*The request*: In the listing below, count the lines containing the string "катастрофы" and state only the number.

[Data records]

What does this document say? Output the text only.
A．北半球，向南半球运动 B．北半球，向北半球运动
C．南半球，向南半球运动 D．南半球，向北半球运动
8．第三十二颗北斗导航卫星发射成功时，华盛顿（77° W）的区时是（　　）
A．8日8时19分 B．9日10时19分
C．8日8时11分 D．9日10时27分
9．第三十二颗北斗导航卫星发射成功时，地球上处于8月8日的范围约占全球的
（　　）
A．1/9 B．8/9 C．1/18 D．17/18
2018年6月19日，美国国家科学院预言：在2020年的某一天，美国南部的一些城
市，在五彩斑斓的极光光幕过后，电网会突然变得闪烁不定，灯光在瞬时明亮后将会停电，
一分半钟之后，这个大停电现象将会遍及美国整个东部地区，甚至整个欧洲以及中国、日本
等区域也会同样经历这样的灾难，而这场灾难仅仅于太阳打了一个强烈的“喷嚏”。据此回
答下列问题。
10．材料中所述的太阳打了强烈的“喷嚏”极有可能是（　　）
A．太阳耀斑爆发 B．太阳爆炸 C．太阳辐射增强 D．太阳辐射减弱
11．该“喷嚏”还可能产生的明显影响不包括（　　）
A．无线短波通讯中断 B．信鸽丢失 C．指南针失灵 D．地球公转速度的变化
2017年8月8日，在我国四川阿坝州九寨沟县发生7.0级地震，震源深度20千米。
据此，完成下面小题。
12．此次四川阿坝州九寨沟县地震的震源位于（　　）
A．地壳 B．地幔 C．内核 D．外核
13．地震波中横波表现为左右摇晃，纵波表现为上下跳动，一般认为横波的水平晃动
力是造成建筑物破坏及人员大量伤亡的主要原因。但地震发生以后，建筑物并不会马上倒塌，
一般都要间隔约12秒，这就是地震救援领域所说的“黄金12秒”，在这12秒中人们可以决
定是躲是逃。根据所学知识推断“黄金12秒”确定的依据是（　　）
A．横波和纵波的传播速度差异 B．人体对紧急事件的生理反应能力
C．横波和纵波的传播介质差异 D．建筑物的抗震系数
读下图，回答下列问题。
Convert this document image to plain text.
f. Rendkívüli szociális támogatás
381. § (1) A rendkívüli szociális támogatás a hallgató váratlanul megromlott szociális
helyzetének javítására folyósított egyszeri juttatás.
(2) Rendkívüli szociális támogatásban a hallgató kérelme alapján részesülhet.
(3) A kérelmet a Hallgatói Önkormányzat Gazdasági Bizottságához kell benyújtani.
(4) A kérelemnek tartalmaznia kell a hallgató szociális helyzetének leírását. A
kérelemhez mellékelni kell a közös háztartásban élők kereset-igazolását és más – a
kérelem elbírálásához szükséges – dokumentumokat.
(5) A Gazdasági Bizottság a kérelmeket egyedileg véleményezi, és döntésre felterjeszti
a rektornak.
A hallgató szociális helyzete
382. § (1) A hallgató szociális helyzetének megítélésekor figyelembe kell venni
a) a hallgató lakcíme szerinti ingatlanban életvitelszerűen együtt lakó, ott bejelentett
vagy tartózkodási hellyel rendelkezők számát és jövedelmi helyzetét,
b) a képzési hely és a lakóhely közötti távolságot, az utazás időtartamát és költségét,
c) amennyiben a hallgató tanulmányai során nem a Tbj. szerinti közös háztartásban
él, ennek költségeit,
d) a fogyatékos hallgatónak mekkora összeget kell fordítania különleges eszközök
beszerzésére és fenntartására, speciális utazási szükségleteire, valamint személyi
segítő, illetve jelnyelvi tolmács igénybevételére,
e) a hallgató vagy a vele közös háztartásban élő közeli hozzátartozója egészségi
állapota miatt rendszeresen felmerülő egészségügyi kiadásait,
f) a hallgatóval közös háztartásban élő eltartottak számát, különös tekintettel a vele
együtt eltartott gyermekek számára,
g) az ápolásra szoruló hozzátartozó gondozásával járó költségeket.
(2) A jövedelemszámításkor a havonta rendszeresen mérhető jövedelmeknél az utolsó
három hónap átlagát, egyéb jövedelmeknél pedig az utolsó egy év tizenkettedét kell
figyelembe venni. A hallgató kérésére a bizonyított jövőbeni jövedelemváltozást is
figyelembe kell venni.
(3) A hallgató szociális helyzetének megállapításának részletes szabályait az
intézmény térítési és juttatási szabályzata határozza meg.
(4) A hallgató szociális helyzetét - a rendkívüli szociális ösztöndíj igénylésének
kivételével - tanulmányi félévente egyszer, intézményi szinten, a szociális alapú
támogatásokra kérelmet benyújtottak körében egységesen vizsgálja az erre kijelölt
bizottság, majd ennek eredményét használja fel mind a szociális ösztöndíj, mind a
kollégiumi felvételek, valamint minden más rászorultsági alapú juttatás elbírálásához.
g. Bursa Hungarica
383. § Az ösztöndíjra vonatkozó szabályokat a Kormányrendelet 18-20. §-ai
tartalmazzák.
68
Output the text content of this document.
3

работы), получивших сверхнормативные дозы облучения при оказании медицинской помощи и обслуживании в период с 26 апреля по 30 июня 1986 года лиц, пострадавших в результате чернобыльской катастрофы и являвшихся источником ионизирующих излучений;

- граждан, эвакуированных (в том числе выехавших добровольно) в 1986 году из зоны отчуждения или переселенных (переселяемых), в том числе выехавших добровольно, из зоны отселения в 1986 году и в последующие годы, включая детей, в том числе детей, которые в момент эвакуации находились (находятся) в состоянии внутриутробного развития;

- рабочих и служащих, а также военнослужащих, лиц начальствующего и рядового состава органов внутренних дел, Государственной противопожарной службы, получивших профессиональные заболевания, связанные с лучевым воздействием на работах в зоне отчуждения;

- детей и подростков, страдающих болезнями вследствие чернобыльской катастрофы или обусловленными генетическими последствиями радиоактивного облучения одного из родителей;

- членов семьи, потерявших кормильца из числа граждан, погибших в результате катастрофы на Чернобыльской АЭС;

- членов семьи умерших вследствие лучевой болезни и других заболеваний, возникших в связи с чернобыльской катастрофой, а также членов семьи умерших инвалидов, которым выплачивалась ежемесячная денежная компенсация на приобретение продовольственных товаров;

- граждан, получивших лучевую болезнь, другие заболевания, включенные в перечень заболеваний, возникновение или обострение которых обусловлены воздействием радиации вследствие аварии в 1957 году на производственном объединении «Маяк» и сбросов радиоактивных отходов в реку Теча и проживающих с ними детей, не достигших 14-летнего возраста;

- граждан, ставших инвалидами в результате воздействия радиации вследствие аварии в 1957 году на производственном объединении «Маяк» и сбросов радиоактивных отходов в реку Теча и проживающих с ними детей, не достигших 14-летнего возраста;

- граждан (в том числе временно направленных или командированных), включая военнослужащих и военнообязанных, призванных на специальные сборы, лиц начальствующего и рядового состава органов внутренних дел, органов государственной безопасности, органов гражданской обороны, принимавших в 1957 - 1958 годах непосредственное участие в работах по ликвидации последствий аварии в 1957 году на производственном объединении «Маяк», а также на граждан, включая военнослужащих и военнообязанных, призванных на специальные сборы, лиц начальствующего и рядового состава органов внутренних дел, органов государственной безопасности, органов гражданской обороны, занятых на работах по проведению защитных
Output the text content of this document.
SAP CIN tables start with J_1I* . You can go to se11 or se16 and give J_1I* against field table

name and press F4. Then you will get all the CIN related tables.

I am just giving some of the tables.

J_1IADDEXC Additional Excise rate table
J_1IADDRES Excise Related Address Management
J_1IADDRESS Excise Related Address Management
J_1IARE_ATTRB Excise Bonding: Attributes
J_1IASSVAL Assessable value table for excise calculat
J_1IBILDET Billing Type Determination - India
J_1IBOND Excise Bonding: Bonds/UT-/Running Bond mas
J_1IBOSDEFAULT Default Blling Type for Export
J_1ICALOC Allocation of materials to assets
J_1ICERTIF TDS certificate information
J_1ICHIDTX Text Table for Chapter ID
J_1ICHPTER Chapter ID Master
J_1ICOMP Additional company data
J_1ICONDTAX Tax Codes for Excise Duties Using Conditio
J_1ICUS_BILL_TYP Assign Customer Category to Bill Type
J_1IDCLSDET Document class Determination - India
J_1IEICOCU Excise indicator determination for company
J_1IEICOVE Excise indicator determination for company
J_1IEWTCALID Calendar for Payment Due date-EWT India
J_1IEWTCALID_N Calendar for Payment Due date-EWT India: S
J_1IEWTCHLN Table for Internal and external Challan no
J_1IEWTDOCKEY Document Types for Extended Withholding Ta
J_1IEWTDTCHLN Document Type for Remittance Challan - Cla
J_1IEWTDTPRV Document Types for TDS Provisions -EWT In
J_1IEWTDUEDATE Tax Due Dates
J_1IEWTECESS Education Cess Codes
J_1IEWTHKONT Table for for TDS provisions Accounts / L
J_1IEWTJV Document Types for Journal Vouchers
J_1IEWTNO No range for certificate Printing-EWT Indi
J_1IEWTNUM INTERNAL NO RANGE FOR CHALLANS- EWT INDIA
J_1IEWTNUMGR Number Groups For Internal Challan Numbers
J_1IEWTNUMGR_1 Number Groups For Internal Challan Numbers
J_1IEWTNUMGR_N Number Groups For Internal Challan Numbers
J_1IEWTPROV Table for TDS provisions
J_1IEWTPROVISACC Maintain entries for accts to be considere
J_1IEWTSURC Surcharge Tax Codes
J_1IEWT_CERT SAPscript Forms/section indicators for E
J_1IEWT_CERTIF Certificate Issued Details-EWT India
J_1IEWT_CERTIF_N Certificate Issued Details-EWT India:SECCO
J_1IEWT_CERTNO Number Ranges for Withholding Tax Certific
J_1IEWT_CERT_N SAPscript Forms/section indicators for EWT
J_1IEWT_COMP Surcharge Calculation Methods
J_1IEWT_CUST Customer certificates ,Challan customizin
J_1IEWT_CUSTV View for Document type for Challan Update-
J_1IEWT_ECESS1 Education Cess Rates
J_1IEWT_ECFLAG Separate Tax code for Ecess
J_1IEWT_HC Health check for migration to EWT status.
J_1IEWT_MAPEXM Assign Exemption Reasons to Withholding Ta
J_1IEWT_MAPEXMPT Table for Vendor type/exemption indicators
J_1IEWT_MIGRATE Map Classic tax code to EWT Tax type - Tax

*The output*: 3